#### TASK BRIEF
Can you print every record below exactly as written?

### DATA ENTRIES

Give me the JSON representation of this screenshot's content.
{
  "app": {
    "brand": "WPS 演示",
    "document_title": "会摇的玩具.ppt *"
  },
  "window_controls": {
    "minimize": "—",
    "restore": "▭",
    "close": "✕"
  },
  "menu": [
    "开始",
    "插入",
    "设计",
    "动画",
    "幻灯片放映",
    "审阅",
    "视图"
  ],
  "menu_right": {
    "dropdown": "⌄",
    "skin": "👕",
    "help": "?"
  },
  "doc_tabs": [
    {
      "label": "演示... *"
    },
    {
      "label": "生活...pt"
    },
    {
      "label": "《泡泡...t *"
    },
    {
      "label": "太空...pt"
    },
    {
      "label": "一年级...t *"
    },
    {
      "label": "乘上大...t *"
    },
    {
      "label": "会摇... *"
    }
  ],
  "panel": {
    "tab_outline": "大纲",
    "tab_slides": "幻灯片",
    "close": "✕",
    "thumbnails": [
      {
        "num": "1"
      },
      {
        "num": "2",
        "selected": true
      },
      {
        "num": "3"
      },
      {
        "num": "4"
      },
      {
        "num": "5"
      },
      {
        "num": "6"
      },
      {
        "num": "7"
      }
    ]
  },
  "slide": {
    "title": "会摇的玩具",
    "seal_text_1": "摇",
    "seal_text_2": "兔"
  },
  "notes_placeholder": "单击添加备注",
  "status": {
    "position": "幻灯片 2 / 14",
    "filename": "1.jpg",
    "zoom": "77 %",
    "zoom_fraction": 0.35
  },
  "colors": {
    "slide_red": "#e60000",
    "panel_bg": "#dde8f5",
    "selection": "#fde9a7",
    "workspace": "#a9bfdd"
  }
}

######

#### CORRECT RESPONSE
Give me the JSON representation of this screenshot's content.
{
  "app": {
    "brand": "WPS 演示",
    "document_title": "会摇的玩具.ppt *"
  },
  "window_controls": {
    "minimize": "—",
    "restore": "▭",
    "close": "✕"
  },
  "menu": [
    "开始",
    "插入",
    "设计",
    "动画",
    "幻灯片放映",
    "审阅",
    "视图"
  ],
  "menu_right": {
    "dropdown": "⌄",
    "skin": "👕",
    "help": "?"
  },
  "doc_tabs": [
    {
      "label": "演示... *"
    },
    {
      "label": "生活...pt"
    },
    {
      "label": "《泡泡...t *"
    },
    {
      "label": "太空...pt"
    },
    {
      "label": "一年级...t *"
    },
    {
      "label": "乘上大...t *"
    },
    {
      "label": "会摇... *"
    }
  ],
  "panel": {
    "tab_outline": "大纲",
    "tab_slides": "幻灯片",
    "close": "✕",
    "thumbnails": [
      {
        "num": "1"
      },
      {
        "num": "2",
        "selected": true
      },
      {
        "num": "3"
      },
      {
        "num": "4"
      },
      {
        "num": "5"
      },
      {
        "num": "6"
      },
      {
        "num": "7"
      }
    ]
  },
  "slide": {
    "title": "会摇的玩具",
    "seal_text_1": "摇",
    "seal_text_2": "兔"
  },
  "notes_placeholder": "单击添加备注",
  "status": {
    "position": "幻灯片 2 / 14",
    "filename": "1.jpg",
    "zoom": "77 %",
    "zoom_fraction": 0.35
  },
  "colors": {
    "slide_red": "#e60000",
    "panel_bg": "#dde8f5",
    "selection": "#fde9a7",
    "workspace": "#a9bfdd"
  }
}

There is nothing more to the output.